# [Jobs]
[A] In the forum thread below about feeding a rhom, rewrite the paragraph that begins "None of my fish get live" as a short bulleted list that keeps its main facts.
[B] According to the rhom feeding thread below, which of Judazzz's fish ate only live fish until recently?
[C] Write the next reply in the rhom feeding thread below, continuing from its last post.

# [Text extract]

════════════════════

# Rhom



## mr_rob_boto (Aug 31, 2003)

I'm an expecting a rhom at my front door tomorrow. I've read about rhoms that will only accept live foods.

Does anyone have a rhom that eats frozen fish?
I am hoping that mine will.


----------



## RhomZilla (Feb 12, 2003)

Rhomz like any other Ps would accept live or raw food. Its basically up to you to start his feeding habits.


----------



## Makoa84 (Aug 27, 2003)

Well I find all p's mostly like live fish. But im sure if you try to feed him other stuff he will get hungry and take a go at it!


----------



## mpdt (Jul 16, 2003)

My p only get live gut loaded feedres.


----------



## akio525 (Sep 4, 2003)

I think its mostly a matter of how long youre willing to starve him because I think any p will eat non live if theyre hungry enough. you might want to be careful doing this if you have more than one p in a tank since theyll turn on each other quickly.


----------



## tecknik (Jul 18, 2003)

My rhom before ate pretty much everything, feeders, beefheart, and shrimp to name a few.


----------



## Noe (Aug 22, 2003)

Dont get him use to eating only feeder. Change his diet habits give him beef, shrimp, and chicken.

Good Luck with your new Rhom......................


----------



## Grosse Gurke (Jan 3, 2003)

None of my fish get live as a regular part of there diet and I was told some would only eat live. One rhom, for example, I was told would only eat live but he will eat smelt and catfish filets as soon as they hit the water. I think the "only eat live" is more a myth to prove aggression than anything based on reality.


----------



## Judazzz (Jan 13, 2003)

grosse gurke said:


> I think the "only eat live" is more a myth to prove aggression than anything based on reality.


 I don't fully agree - it can be that a fish only accepts live foods, for example caused by the feeding habits of its previous owner, or being wild and used to prepared foods first. But I do agree that _most_ fish can be weened off live-only foods with some effort: some unfortunately refuse it for ever.
My manueli until recently only ate live fish, and I'm still having a very hard time getting him to accept prepared foods, but I'm slowly making progress.


----------



## Grosse Gurke (Jan 3, 2003)

Judazzz said:


> grosse gurke said:
> 
> 
> > I think the "only eat live" is more a myth to prove aggression than anything based on reality.
> ...


 Im sure there are some exceptions to the rule....but I still believe some people think their fish seems more aggressive to friends if it will only eat live food. There is really no other explanation because im sure the fish in the wild dont always eat live and would love a dead meal if food is scarse. If you are trying to keep a serrasalmus shoal, then I can see the use of live food, but with single serras and pygos...they will eat dead if hungry enough...and then they will love it...IME.

════════════════════

# [Supplied information]

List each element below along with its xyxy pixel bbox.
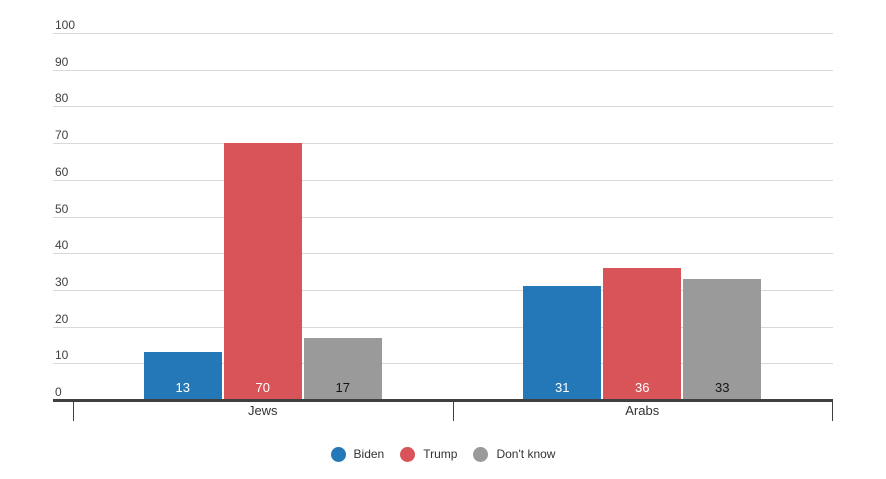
bar-value-label: 17 (335, 379, 350, 395)
chart-legend: Biden Trump Don't know (0, 445, 886, 463)
y-axis-tick-label: 0 (55, 385, 62, 399)
bar-don-t-know-jews: 17 (303, 337, 382, 399)
y-axis-tick-label: 70 (55, 128, 69, 143)
legend-marker-circle-icon (330, 446, 346, 462)
y-axis-tick-label: 100 (55, 18, 76, 32)
x-axis-category-label: Jews (247, 403, 278, 418)
bar-don-t-know-arabs: 33 (683, 278, 762, 399)
x-axis-tick (832, 402, 833, 421)
bar-value-label: 31 (555, 379, 570, 395)
legend-item-label: Biden (353, 446, 385, 461)
y-axis-tick-label: 10 (55, 348, 69, 363)
bar-value-label: 13 (175, 379, 190, 395)
gridline (53, 106, 833, 108)
gridline (53, 33, 833, 34)
legend-marker-circle-icon (400, 446, 416, 462)
x-axis-tick (452, 402, 454, 421)
y-axis-tick-label: 90 (55, 54, 69, 69)
y-axis-tick-label: 50 (55, 201, 69, 216)
bar-trump-arabs: 36 (603, 267, 682, 399)
bar-trump-jews: 70 (223, 143, 302, 399)
legend-item-label: Trump (423, 446, 458, 461)
bar-biden-arabs: 31 (523, 286, 602, 399)
x-axis-tick (73, 402, 74, 421)
bar-value-label: 36 (635, 379, 650, 395)
legend-marker-circle-icon (473, 446, 489, 462)
bar-biden-jews: 13 (143, 352, 222, 399)
legend-item-biden[interactable]: Biden (330, 446, 385, 462)
gridline (53, 216, 833, 218)
gridline (53, 253, 833, 255)
legend-item-trump[interactable]: Trump (400, 446, 458, 462)
y-axis-tick-label: 30 (55, 274, 69, 289)
gridline (53, 143, 833, 145)
gridline (53, 69, 833, 71)
gridline (53, 289, 833, 291)
legend-item-label: Don't know (496, 446, 556, 461)
y-axis-tick-label: 60 (55, 164, 69, 179)
y-axis-tick-label: 80 (55, 91, 69, 106)
bar-value-label: 33 (715, 379, 730, 395)
x-axis-category-label: Arabs (625, 403, 660, 418)
y-axis-tick-label: 20 (55, 311, 69, 326)
gridline (53, 179, 833, 181)
bar-value-label: 70 (255, 379, 270, 395)
y-axis-tick-label: 40 (55, 238, 69, 253)
gridline (53, 326, 833, 328)
legend-item-don-t-know[interactable]: Don't know (473, 446, 556, 462)
x-axis-line (53, 399, 833, 402)
gridline (53, 363, 833, 365)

════════════════════

# [Answer list]
[A]
- None of the poster's fish get live food as a regular part of their diet, though the poster was told some would eat only live food.
- One rhom the poster was told would eat only live food takes smelt and catfish filets as soon as they hit the water.
- The poster sees the "only eat live" claim as more a myth to prove aggression than anything based on reality.

[B] Judazzz's manueli.

[C]
----------



## mpdt (Jul 16, 2003)

I have tried bloodworms and beefheart, but my rbp will only eat live feeders. I have had her since she was 1". At one time she would eat the frozen stuff but no more.


----------



## Grosse Gurke (Jan 3, 2003)

mpdt said:


> I have tried bloodworms and beefheart, but my rbp will only eat live feeders. I have had her since she was 1". At one time she would eat the frozen stuff but no more.


 Try smelt or catfish filets...All my fish love it but none of them care for beefheart.


----------



## mr_rob_boto (Aug 31, 2003)

Hmmm, my fish didn't show today....Must've been a communication error....


----------



## mbenzofp's (Oct 7, 2003)

im really not trying to be the devils advocate here but. don't piranha's eat other fish in the wild? do they vary there diet in the wild? i don't think so. piranha's are pretty hard fish. they would probably eat whatever comes in there teritory. although they don't eat goldfish in the wild they do eat fish. maybe im just being a dumbass







because i don't know that much about all the different types of fish and what kinds of nutrients each species has. a fish is a fish to me. and if its not a piranha its FOOD! dead or alive







may the best fishy win.
just my .02
for what its worth


----------



## svpog (Oct 21, 2003)

piranhas eat anything fleshy, from what i have seen. from pellets to feeders, if they are hungry, they will eat it!!!


----------



## mr_rob_boto (Aug 31, 2003)

I hope he does..It would make it alot cheaper if I wouldn't have to keep buying feeders for him.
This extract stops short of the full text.